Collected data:

• • •

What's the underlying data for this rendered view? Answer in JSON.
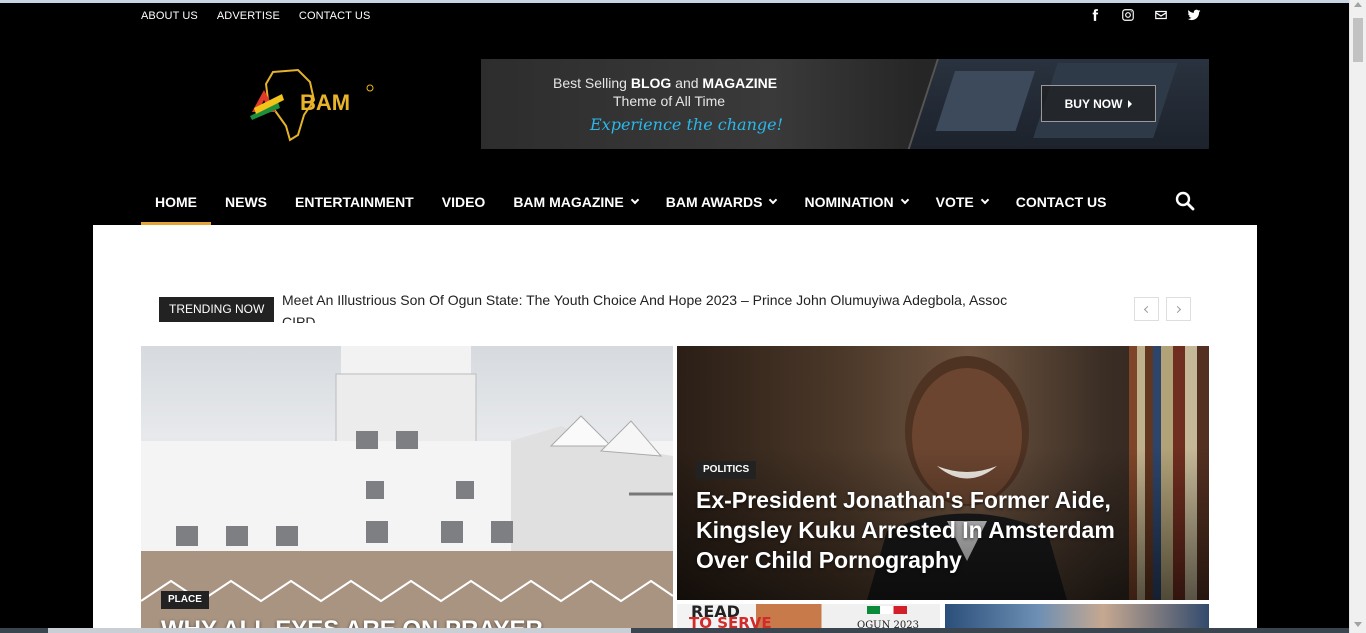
{
  "topbar": {
    "links": [
      "ABOUT US",
      "ADVERTISE",
      "CONTACT US"
    ],
    "social": [
      "facebook-icon",
      "instagram-icon",
      "mail-icon",
      "twitter-icon"
    ]
  },
  "logo": {
    "text": "BAM"
  },
  "banner": {
    "line1_pre": "Best Selling ",
    "line1_b1": "BLOG",
    "line1_mid": " and ",
    "line1_b2": "MAGAZINE",
    "line2": "Theme of All Time",
    "line3": "Experience the change!",
    "cta": "BUY NOW"
  },
  "nav": {
    "items": [
      {
        "label": "HOME",
        "active": true,
        "dropdown": false
      },
      {
        "label": "NEWS",
        "active": false,
        "dropdown": false
      },
      {
        "label": "ENTERTAINMENT",
        "active": false,
        "dropdown": false
      },
      {
        "label": "VIDEO",
        "active": false,
        "dropdown": false
      },
      {
        "label": "BAM MAGAZINE",
        "active": false,
        "dropdown": true
      },
      {
        "label": "BAM AWARDS",
        "active": false,
        "dropdown": true
      },
      {
        "label": "NOMINATION",
        "active": false,
        "dropdown": true
      },
      {
        "label": "VOTE",
        "active": false,
        "dropdown": true
      },
      {
        "label": "CONTACT US",
        "active": false,
        "dropdown": false
      }
    ],
    "search_icon": "search-icon",
    "accent": "#e8a23a"
  },
  "trending": {
    "label": "TRENDING NOW",
    "line1": "Meet An Illustrious Son Of Ogun State: The Youth Choice And Hope 2023 – Prince John Olumuyiwa Adegbola, Assoc",
    "line2": "CIPD"
  },
  "articles": {
    "left": {
      "category": "PLACE",
      "title": "WHY ALL EYES ARE ON PRAYER"
    },
    "right": {
      "category": "POLITICS",
      "title": "Ex-President Jonathan's Former Aide, Kingsley Kuku Arrested In Amsterdam Over Child Pornography"
    },
    "thumb1": {
      "read": "READ",
      "to_serve": "TO SERVE",
      "ogun": "OGUN 2023"
    }
  }
}
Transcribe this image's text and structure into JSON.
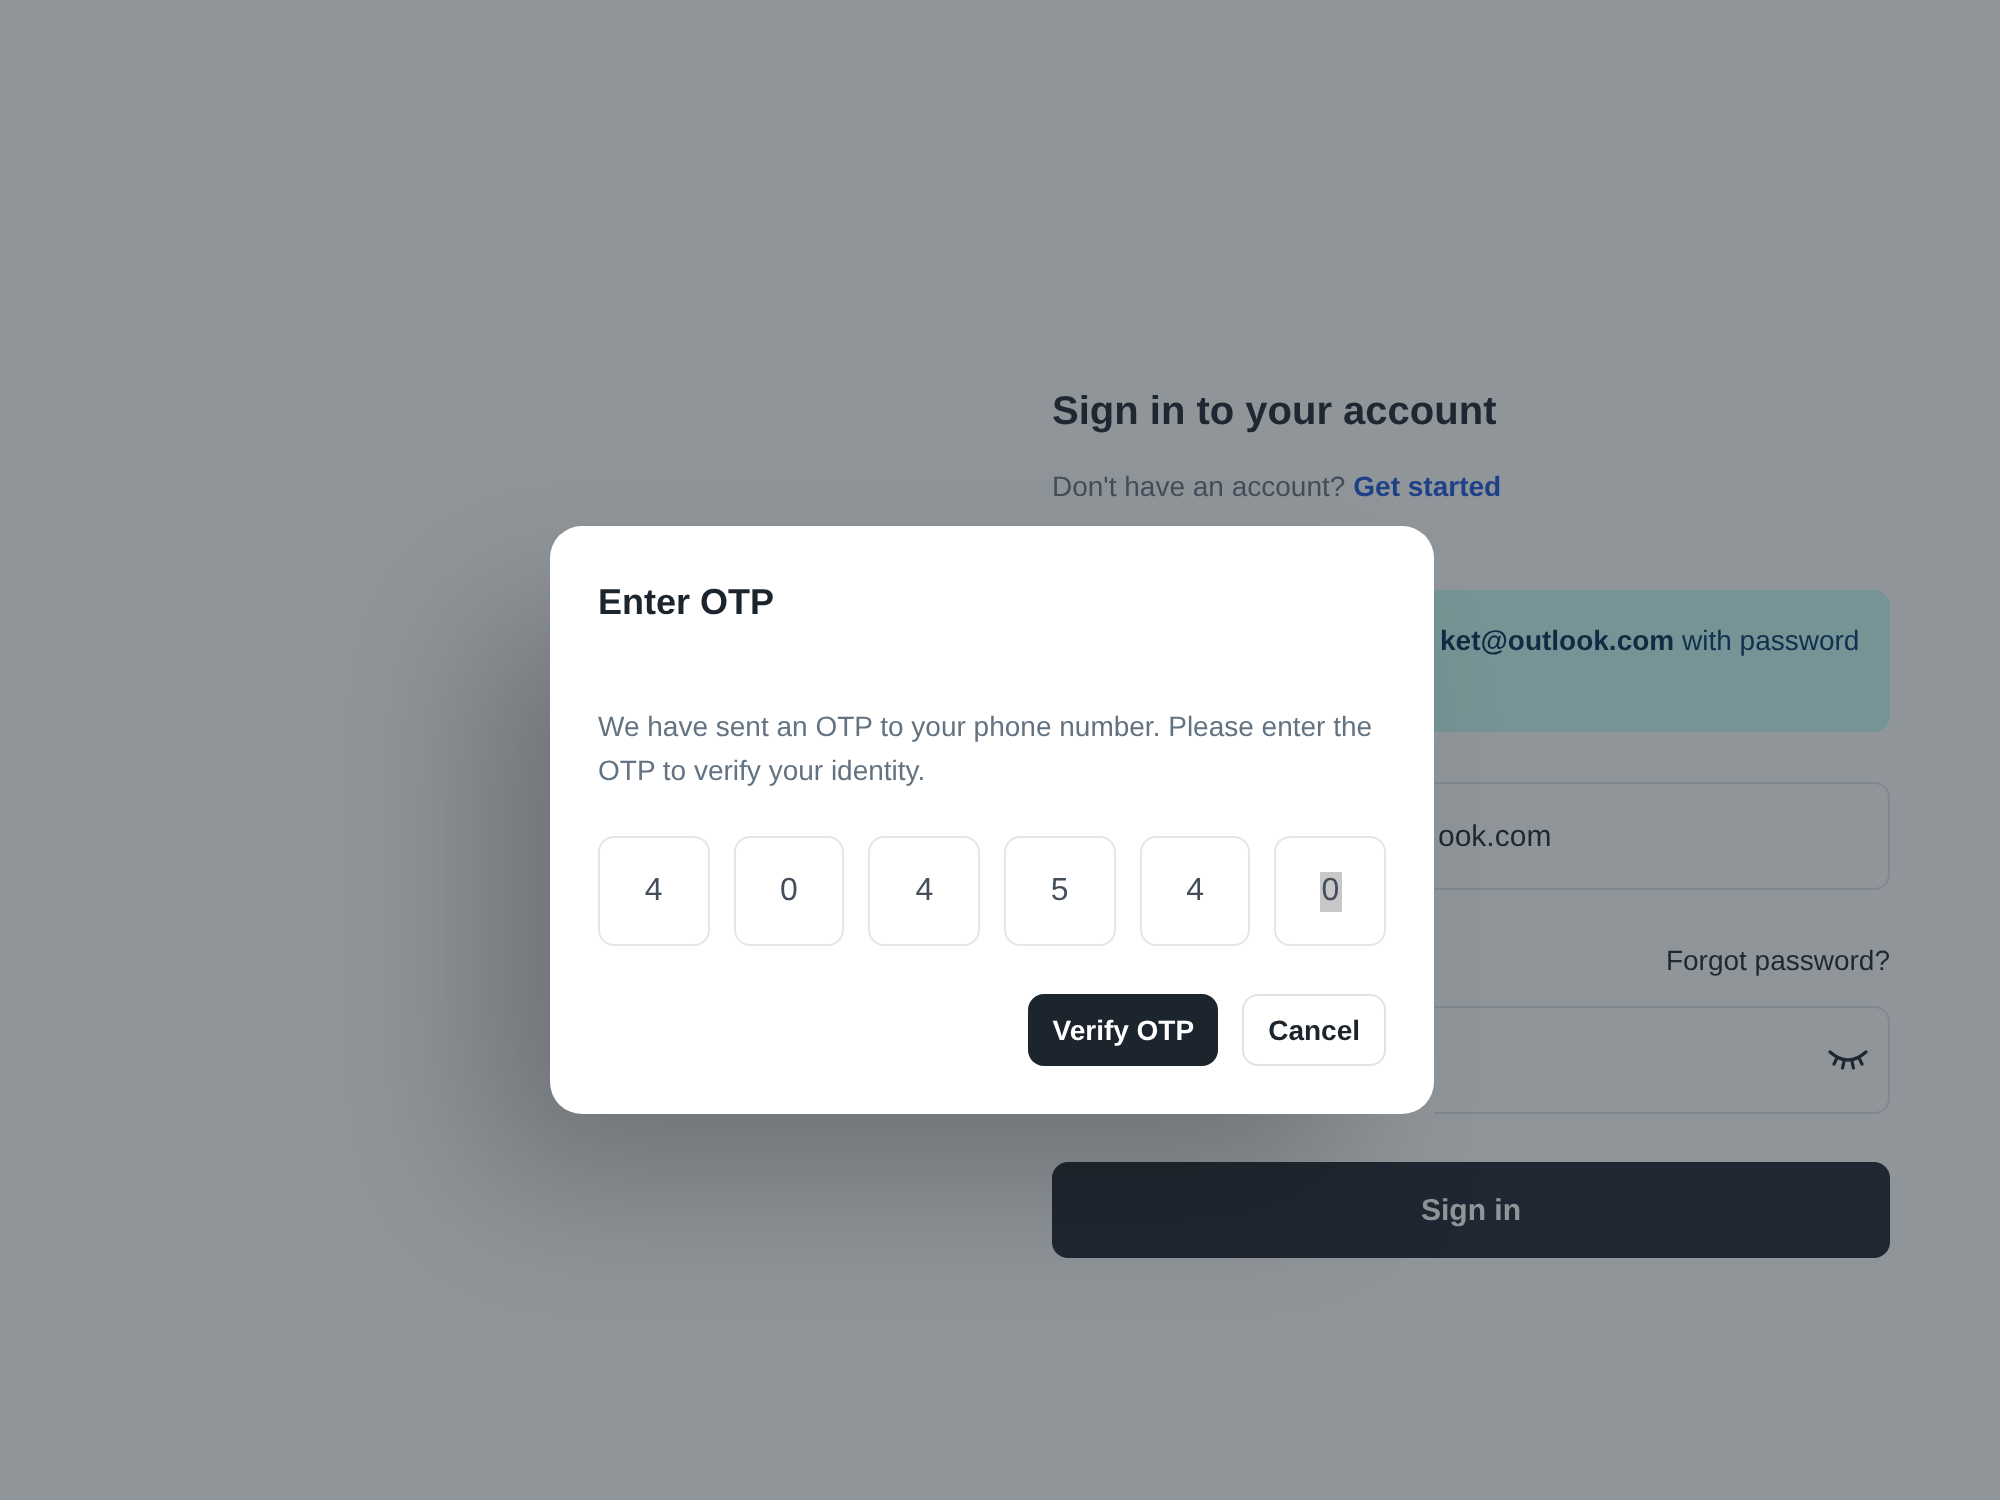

• • •

Return the whole listing, word for word, and leave out every picture.

:: Task solution ::
What's the underlying data for this rendered view? Answer in JSON.
{
  "topbar": {
    "links": [
      "ABOUT US",
      "ADVERTISE",
      "CONTACT US"
    ],
    "social": [
      "facebook-icon",
      "instagram-icon",
      "mail-icon",
      "twitter-icon"
    ]
  },
  "logo": {
    "text": "BAM"
  },
  "banner": {
    "line1_pre": "Best Selling ",
    "line1_b1": "BLOG",
    "line1_mid": " and ",
    "line1_b2": "MAGAZINE",
    "line2": "Theme of All Time",
    "line3": "Experience the change!",
    "cta": "BUY NOW"
  },
  "nav": {
    "items": [
      {
        "label": "HOME",
        "active": true,
        "dropdown": false
      },
      {
        "label": "NEWS",
        "active": false,
        "dropdown": false
      },
      {
        "label": "ENTERTAINMENT",
        "active": false,
        "dropdown": false
      },
      {
        "label": "VIDEO",
        "active": false,
        "dropdown": false
      },
      {
        "label": "BAM MAGAZINE",
        "active": false,
        "dropdown": true
      },
      {
        "label": "BAM AWARDS",
        "active": false,
        "dropdown": true
      },
      {
        "label": "NOMINATION",
        "active": false,
        "dropdown": true
      },
      {
        "label": "VOTE",
        "active": false,
        "dropdown": true
      },
      {
        "label": "CONTACT US",
        "active": false,
        "dropdown": false
      }
    ],
    "search_icon": "search-icon",
    "accent": "#e8a23a"
  },
  "trending": {
    "label": "TRENDING NOW",
    "line1": "Meet An Illustrious Son Of Ogun State: The Youth Choice And Hope 2023 – Prince John Olumuyiwa Adegbola, Assoc",
    "line2": "CIPD"
  },
  "articles": {
    "left": {
      "category": "PLACE",
      "title": "WHY ALL EYES ARE ON PRAYER"
    },
    "right": {
      "category": "POLITICS",
      "title": "Ex-President Jonathan's Former Aide, Kingsley Kuku Arrested In Amsterdam Over Child Pornography"
    },
    "thumb1": {
      "read": "READ",
      "to_serve": "TO SERVE",
      "ogun": "OGUN 2023"
    }
  }
}
Transcribe this image's text and structure into JSON.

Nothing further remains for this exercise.